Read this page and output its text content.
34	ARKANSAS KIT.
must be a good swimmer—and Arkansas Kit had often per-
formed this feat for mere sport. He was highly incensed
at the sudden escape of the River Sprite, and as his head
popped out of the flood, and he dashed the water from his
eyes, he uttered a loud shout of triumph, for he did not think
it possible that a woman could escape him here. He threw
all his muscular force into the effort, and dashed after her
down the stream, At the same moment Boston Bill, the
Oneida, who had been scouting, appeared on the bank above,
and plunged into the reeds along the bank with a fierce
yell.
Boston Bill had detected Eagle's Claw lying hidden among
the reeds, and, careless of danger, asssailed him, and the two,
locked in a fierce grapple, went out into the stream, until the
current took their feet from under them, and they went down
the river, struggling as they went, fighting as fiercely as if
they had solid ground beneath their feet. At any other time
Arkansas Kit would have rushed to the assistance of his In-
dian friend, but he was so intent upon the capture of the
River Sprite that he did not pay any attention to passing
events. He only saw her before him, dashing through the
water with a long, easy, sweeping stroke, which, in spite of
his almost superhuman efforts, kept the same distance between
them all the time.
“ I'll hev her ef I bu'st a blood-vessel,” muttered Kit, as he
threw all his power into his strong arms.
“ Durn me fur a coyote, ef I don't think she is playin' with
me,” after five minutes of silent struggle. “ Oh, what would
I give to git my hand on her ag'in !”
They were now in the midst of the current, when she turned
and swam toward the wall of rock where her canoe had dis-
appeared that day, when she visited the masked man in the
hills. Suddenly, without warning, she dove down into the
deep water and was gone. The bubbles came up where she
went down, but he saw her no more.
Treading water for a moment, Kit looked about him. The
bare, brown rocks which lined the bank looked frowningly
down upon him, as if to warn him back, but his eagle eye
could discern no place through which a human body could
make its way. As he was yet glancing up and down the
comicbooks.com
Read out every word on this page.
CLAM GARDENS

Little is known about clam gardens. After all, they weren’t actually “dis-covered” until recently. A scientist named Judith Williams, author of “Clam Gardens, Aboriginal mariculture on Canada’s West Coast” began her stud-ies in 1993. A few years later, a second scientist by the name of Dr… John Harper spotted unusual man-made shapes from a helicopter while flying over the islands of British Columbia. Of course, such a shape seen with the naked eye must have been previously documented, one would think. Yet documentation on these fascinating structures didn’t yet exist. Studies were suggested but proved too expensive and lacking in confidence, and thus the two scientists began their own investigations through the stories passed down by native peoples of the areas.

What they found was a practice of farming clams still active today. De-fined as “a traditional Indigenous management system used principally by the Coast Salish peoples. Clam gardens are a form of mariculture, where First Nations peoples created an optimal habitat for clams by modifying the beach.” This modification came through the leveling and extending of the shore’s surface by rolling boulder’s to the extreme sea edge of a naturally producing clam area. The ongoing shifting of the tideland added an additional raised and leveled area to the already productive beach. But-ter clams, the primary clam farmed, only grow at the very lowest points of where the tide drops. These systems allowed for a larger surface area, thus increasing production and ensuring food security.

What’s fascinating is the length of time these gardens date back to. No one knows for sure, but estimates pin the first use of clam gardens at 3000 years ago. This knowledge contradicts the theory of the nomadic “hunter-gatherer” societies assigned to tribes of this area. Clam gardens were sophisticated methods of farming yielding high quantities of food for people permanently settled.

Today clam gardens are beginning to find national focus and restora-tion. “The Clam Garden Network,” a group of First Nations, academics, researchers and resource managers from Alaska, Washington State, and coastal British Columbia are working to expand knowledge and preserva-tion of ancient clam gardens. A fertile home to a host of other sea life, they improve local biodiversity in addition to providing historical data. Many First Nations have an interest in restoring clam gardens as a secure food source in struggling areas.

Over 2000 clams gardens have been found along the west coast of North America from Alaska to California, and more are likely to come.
════════
• EXERCISE TASK:
Word for word, write out all of the data above.

• TASK SOLUTION:
Read this page and output its text content.
34	ARKANSAS KIT.
must be a good swimmer—and Arkansas Kit had often per-
formed this feat for mere sport. He was highly incensed
at the sudden escape of the River Sprite, and as his head
popped out of the flood, and he dashed the water from his
eyes, he uttered a loud shout of triumph, for he did not think
it possible that a woman could escape him here. He threw
all his muscular force into the effort, and dashed after her
down the stream, At the same moment Boston Bill, the
Oneida, who had been scouting, appeared on the bank above,
and plunged into the reeds along the bank with a fierce
yell.
Boston Bill had detected Eagle's Claw lying hidden among
the reeds, and, careless of danger, asssailed him, and the two,
locked in a fierce grapple, went out into the stream, until the
current took their feet from under them, and they went down
the river, struggling as they went, fighting as fiercely as if
they had solid ground beneath their feet. At any other time
Arkansas Kit would have rushed to the assistance of his In-
dian friend, but he was so intent upon the capture of the
River Sprite that he did not pay any attention to passing
events. He only saw her before him, dashing through the
water with a long, easy, sweeping stroke, which, in spite of
his almost superhuman efforts, kept the same distance between
them all the time.
“ I'll hev her ef I bu'st a blood-vessel,” muttered Kit, as he
threw all his power into his strong arms.
“ Durn me fur a coyote, ef I don't think she is playin' with
me,” after five minutes of silent struggle. “ Oh, what would
I give to git my hand on her ag'in !”
They were now in the midst of the current, when she turned
and swam toward the wall of rock where her canoe had dis-
appeared that day, when she visited the masked man in the
hills. Suddenly, without warning, she dove down into the
deep water and was gone. The bubbles came up where she
went down, but he saw her no more.
Treading water for a moment, Kit looked about him. The
bare, brown rocks which lined the bank looked frowningly
down upon him, as if to warn him back, but his eagle eye
could discern no place through which a human body could
make its way. As he was yet glancing up and down the
comicbooks.com
Read out every word on this page.
CLAM GARDENS

Little is known about clam gardens. After all, they weren’t actually “dis-covered” until recently. A scientist named Judith Williams, author of “Clam Gardens, Aboriginal mariculture on Canada’s West Coast” began her stud-ies in 1993. A few years later, a second scientist by the name of Dr… John Harper spotted unusual man-made shapes from a helicopter while flying over the islands of British Columbia. Of course, such a shape seen with the naked eye must have been previously documented, one would think. Yet documentation on these fascinating structures didn’t yet exist. Studies were suggested but proved too expensive and lacking in confidence, and thus the two scientists began their own investigations through the stories passed down by native peoples of the areas.

What they found was a practice of farming clams still active today. De-fined as “a traditional Indigenous management system used principally by the Coast Salish peoples. Clam gardens are a form of mariculture, where First Nations peoples created an optimal habitat for clams by modifying the beach.” This modification came through the leveling and extending of the shore’s surface by rolling boulder’s to the extreme sea edge of a naturally producing clam area. The ongoing shifting of the tideland added an additional raised and leveled area to the already productive beach. But-ter clams, the primary clam farmed, only grow at the very lowest points of where the tide drops. These systems allowed for a larger surface area, thus increasing production and ensuring food security.

What’s fascinating is the length of time these gardens date back to. No one knows for sure, but estimates pin the first use of clam gardens at 3000 years ago. This knowledge contradicts the theory of the nomadic “hunter-gatherer” societies assigned to tribes of this area. Clam gardens were sophisticated methods of farming yielding high quantities of food for people permanently settled.

Today clam gardens are beginning to find national focus and restora-tion. “The Clam Garden Network,” a group of First Nations, academics, researchers and resource managers from Alaska, Washington State, and coastal British Columbia are working to expand knowledge and preserva-tion of ancient clam gardens. A fertile home to a host of other sea life, they improve local biodiversity in addition to providing historical data. Many First Nations have an interest in restoring clam gardens as a secure food source in struggling areas.

Over 2000 clams gardens have been found along the west coast of North America from Alaska to California, and more are likely to come.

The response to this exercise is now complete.